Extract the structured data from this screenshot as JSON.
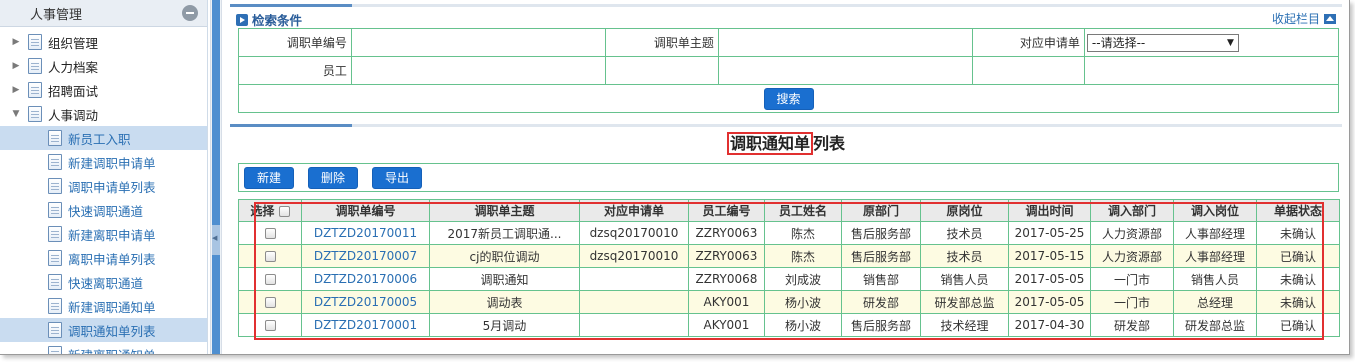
{
  "sidebar": {
    "title": "人事管理",
    "items": [
      {
        "label": "组织管理",
        "expanded": false
      },
      {
        "label": "人力档案",
        "expanded": false
      },
      {
        "label": "招聘面试",
        "expanded": false
      },
      {
        "label": "人事调动",
        "expanded": true
      }
    ],
    "children": [
      {
        "label": "新员工入职",
        "active": true
      },
      {
        "label": "新建调职申请单",
        "active": false
      },
      {
        "label": "调职申请单列表",
        "active": false
      },
      {
        "label": "快速调职通道",
        "active": false
      },
      {
        "label": "新建离职申请单",
        "active": false
      },
      {
        "label": "离职申请单列表",
        "active": false
      },
      {
        "label": "快速离职通道",
        "active": false
      },
      {
        "label": "新建调职通知单",
        "active": false
      },
      {
        "label": "调职通知单列表",
        "active": true
      },
      {
        "label": "新建离职通知单",
        "active": false
      }
    ]
  },
  "search": {
    "title": "检索条件",
    "collapse_label": "收起栏目",
    "label_doc_no": "调职单编号",
    "label_subject": "调职单主题",
    "label_request": "对应申请单",
    "label_employee": "员工",
    "request_selected": "--请选择--",
    "button_label": "搜索"
  },
  "list": {
    "title_highlight": "调职通知单",
    "title_rest": "列表",
    "toolbar": {
      "new": "新建",
      "delete": "删除",
      "export": "导出"
    },
    "columns": [
      "选择",
      "调职单编号",
      "调职单主题",
      "对应申请单",
      "员工编号",
      "员工姓名",
      "原部门",
      "原岗位",
      "调出时间",
      "调入部门",
      "调入岗位",
      "单据状态"
    ],
    "rows": [
      {
        "no": "DZTZD20170011",
        "subject": "2017新员工调职通...",
        "request": "dzsq20170010",
        "emp_no": "ZZRY0063",
        "name": "陈杰",
        "from_dept": "售后服务部",
        "from_post": "技术员",
        "date": "2017-05-25",
        "to_dept": "人力资源部",
        "to_post": "人事部经理",
        "status": "未确认"
      },
      {
        "no": "DZTZD20170007",
        "subject": "cj的职位调动",
        "request": "dzsq20170010",
        "emp_no": "ZZRY0063",
        "name": "陈杰",
        "from_dept": "售后服务部",
        "from_post": "技术员",
        "date": "2017-05-15",
        "to_dept": "人力资源部",
        "to_post": "人事部经理",
        "status": "已确认"
      },
      {
        "no": "DZTZD20170006",
        "subject": "调职通知",
        "request": "",
        "emp_no": "ZZRY0068",
        "name": "刘成波",
        "from_dept": "销售部",
        "from_post": "销售人员",
        "date": "2017-05-05",
        "to_dept": "一门市",
        "to_post": "销售人员",
        "status": "未确认"
      },
      {
        "no": "DZTZD20170005",
        "subject": "调动表",
        "request": "",
        "emp_no": "AKY001",
        "name": "杨小波",
        "from_dept": "研发部",
        "from_post": "研发部总监",
        "date": "2017-05-05",
        "to_dept": "一门市",
        "to_post": "总经理",
        "status": "未确认"
      },
      {
        "no": "DZTZD20170001",
        "subject": "5月调动",
        "request": "",
        "emp_no": "AKY001",
        "name": "杨小波",
        "from_dept": "售后服务部",
        "from_post": "技术经理",
        "date": "2017-04-30",
        "to_dept": "研发部",
        "to_post": "研发部总监",
        "status": "已确认"
      }
    ]
  },
  "colors": {
    "accent": "#1a6fd0",
    "grid_border": "#66c28e",
    "highlight": "#e13030",
    "link": "#2a6fb3"
  }
}
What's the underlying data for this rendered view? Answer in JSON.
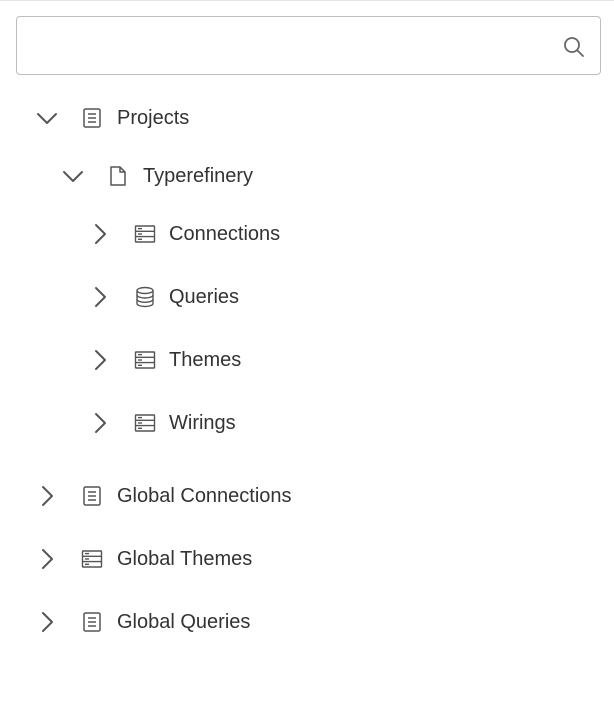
{
  "search": {
    "value": "",
    "placeholder": ""
  },
  "tree": {
    "projects": {
      "label": "Projects",
      "expanded": true,
      "icon": "document-list-icon",
      "children": {
        "typerefinery": {
          "label": "Typerefinery",
          "expanded": true,
          "icon": "file-icon",
          "children": [
            {
              "label": "Connections",
              "icon": "server-icon"
            },
            {
              "label": "Queries",
              "icon": "database-icon"
            },
            {
              "label": "Themes",
              "icon": "server-icon"
            },
            {
              "label": "Wirings",
              "icon": "server-icon"
            }
          ]
        }
      }
    },
    "roots": [
      {
        "label": "Global Connections",
        "icon": "document-list-icon"
      },
      {
        "label": "Global Themes",
        "icon": "server-icon"
      },
      {
        "label": "Global Queries",
        "icon": "document-list-icon"
      }
    ]
  },
  "colors": {
    "text": "#333333",
    "icon": "#555555",
    "border": "#bdbdbd"
  }
}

**Task goal:**
Print the records word for word and exclude any picture they hold.

**Result for this task:**
Extract the structured data from this screenshot as JSON.
{
  "sidebar": {
    "title": "人事管理",
    "items": [
      {
        "label": "组织管理",
        "expanded": false
      },
      {
        "label": "人力档案",
        "expanded": false
      },
      {
        "label": "招聘面试",
        "expanded": false
      },
      {
        "label": "人事调动",
        "expanded": true
      }
    ],
    "children": [
      {
        "label": "新员工入职",
        "active": true
      },
      {
        "label": "新建调职申请单",
        "active": false
      },
      {
        "label": "调职申请单列表",
        "active": false
      },
      {
        "label": "快速调职通道",
        "active": false
      },
      {
        "label": "新建离职申请单",
        "active": false
      },
      {
        "label": "离职申请单列表",
        "active": false
      },
      {
        "label": "快速离职通道",
        "active": false
      },
      {
        "label": "新建调职通知单",
        "active": false
      },
      {
        "label": "调职通知单列表",
        "active": true
      },
      {
        "label": "新建离职通知单",
        "active": false
      }
    ]
  },
  "search": {
    "title": "检索条件",
    "collapse_label": "收起栏目",
    "label_doc_no": "调职单编号",
    "label_subject": "调职单主题",
    "label_request": "对应申请单",
    "label_employee": "员工",
    "request_selected": "--请选择--",
    "button_label": "搜索"
  },
  "list": {
    "title_highlight": "调职通知单",
    "title_rest": "列表",
    "toolbar": {
      "new": "新建",
      "delete": "删除",
      "export": "导出"
    },
    "columns": [
      "选择",
      "调职单编号",
      "调职单主题",
      "对应申请单",
      "员工编号",
      "员工姓名",
      "原部门",
      "原岗位",
      "调出时间",
      "调入部门",
      "调入岗位",
      "单据状态"
    ],
    "rows": [
      {
        "no": "DZTZD20170011",
        "subject": "2017新员工调职通...",
        "request": "dzsq20170010",
        "emp_no": "ZZRY0063",
        "name": "陈杰",
        "from_dept": "售后服务部",
        "from_post": "技术员",
        "date": "2017-05-25",
        "to_dept": "人力资源部",
        "to_post": "人事部经理",
        "status": "未确认"
      },
      {
        "no": "DZTZD20170007",
        "subject": "cj的职位调动",
        "request": "dzsq20170010",
        "emp_no": "ZZRY0063",
        "name": "陈杰",
        "from_dept": "售后服务部",
        "from_post": "技术员",
        "date": "2017-05-15",
        "to_dept": "人力资源部",
        "to_post": "人事部经理",
        "status": "已确认"
      },
      {
        "no": "DZTZD20170006",
        "subject": "调职通知",
        "request": "",
        "emp_no": "ZZRY0068",
        "name": "刘成波",
        "from_dept": "销售部",
        "from_post": "销售人员",
        "date": "2017-05-05",
        "to_dept": "一门市",
        "to_post": "销售人员",
        "status": "未确认"
      },
      {
        "no": "DZTZD20170005",
        "subject": "调动表",
        "request": "",
        "emp_no": "AKY001",
        "name": "杨小波",
        "from_dept": "研发部",
        "from_post": "研发部总监",
        "date": "2017-05-05",
        "to_dept": "一门市",
        "to_post": "总经理",
        "status": "未确认"
      },
      {
        "no": "DZTZD20170001",
        "subject": "5月调动",
        "request": "",
        "emp_no": "AKY001",
        "name": "杨小波",
        "from_dept": "售后服务部",
        "from_post": "技术经理",
        "date": "2017-04-30",
        "to_dept": "研发部",
        "to_post": "研发部总监",
        "status": "已确认"
      }
    ]
  },
  "colors": {
    "accent": "#1a6fd0",
    "grid_border": "#66c28e",
    "highlight": "#e13030",
    "link": "#2a6fb3"
  }
}
What's the underlying data for this rendered view? Answer in JSON.
{
  "search": {
    "value": "",
    "placeholder": ""
  },
  "tree": {
    "projects": {
      "label": "Projects",
      "expanded": true,
      "icon": "document-list-icon",
      "children": {
        "typerefinery": {
          "label": "Typerefinery",
          "expanded": true,
          "icon": "file-icon",
          "children": [
            {
              "label": "Connections",
              "icon": "server-icon"
            },
            {
              "label": "Queries",
              "icon": "database-icon"
            },
            {
              "label": "Themes",
              "icon": "server-icon"
            },
            {
              "label": "Wirings",
              "icon": "server-icon"
            }
          ]
        }
      }
    },
    "roots": [
      {
        "label": "Global Connections",
        "icon": "document-list-icon"
      },
      {
        "label": "Global Themes",
        "icon": "server-icon"
      },
      {
        "label": "Global Queries",
        "icon": "document-list-icon"
      }
    ]
  },
  "colors": {
    "text": "#333333",
    "icon": "#555555",
    "border": "#bdbdbd"
  }
}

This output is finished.